BEGIN Supplied entries
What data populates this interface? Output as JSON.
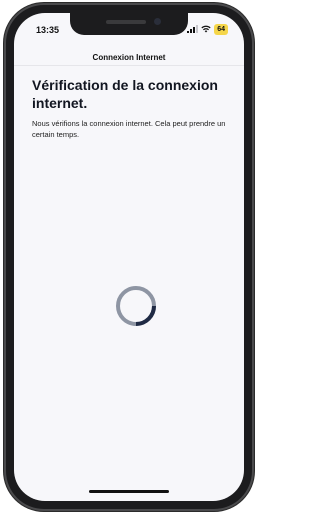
{
  "status_bar": {
    "time": "13:35",
    "battery_level": "64",
    "battery_color": "#f5d64a",
    "icons": [
      "signal-icon",
      "wifi-icon",
      "battery-icon"
    ]
  },
  "nav": {
    "title": "Connexion Internet"
  },
  "main": {
    "heading": "Vérification de la connexion internet.",
    "description": "Nous vérifions la connexion internet. Cela peut prendre un certain temps."
  },
  "loading": {
    "icon": "loading-spinner-icon",
    "track_color": "#8e95a3",
    "arc_color": "#1f2a44"
  }
}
END Supplied entries
■ Exercise directions ■
Print the records above exactly as they stand, but leave out the pictures.

■ Exercise solution ■
What data populates this interface? Output as JSON.
{
  "status_bar": {
    "time": "13:35",
    "battery_level": "64",
    "battery_color": "#f5d64a",
    "icons": [
      "signal-icon",
      "wifi-icon",
      "battery-icon"
    ]
  },
  "nav": {
    "title": "Connexion Internet"
  },
  "main": {
    "heading": "Vérification de la connexion internet.",
    "description": "Nous vérifions la connexion internet. Cela peut prendre un certain temps."
  },
  "loading": {
    "icon": "loading-spinner-icon",
    "track_color": "#8e95a3",
    "arc_color": "#1f2a44"
  }
}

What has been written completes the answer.